In the entries below, find the lines that contain the word "series" and copy them.

▶ _Records for this exercise_:

— Begin —

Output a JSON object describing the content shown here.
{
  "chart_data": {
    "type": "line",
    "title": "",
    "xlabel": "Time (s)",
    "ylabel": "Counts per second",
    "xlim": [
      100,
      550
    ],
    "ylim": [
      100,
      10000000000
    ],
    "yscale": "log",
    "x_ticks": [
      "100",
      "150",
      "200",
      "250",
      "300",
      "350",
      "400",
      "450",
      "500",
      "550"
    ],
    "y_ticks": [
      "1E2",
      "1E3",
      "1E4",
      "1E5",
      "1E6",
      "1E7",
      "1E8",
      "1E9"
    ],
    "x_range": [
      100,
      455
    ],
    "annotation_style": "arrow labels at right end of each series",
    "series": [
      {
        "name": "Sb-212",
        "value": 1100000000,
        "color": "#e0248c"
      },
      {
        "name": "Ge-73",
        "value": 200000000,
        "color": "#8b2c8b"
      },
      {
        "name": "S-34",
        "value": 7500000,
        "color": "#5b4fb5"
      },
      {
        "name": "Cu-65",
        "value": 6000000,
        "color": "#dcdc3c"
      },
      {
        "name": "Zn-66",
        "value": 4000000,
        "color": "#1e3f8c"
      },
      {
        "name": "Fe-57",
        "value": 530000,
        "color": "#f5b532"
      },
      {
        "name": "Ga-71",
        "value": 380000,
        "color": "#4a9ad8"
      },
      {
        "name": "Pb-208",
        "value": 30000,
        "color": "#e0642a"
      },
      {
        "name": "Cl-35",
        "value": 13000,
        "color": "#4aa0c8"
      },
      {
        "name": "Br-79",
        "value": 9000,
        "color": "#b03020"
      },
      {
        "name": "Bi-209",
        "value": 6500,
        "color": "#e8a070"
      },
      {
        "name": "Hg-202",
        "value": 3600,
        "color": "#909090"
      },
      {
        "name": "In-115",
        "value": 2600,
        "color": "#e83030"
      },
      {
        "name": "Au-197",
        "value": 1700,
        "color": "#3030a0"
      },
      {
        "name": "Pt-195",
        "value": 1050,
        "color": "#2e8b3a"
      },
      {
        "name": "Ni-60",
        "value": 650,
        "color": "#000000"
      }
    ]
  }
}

— End —

▶ _Complete output_:
    "annotation_style": "arrow labels at right end of each series",
    "series": [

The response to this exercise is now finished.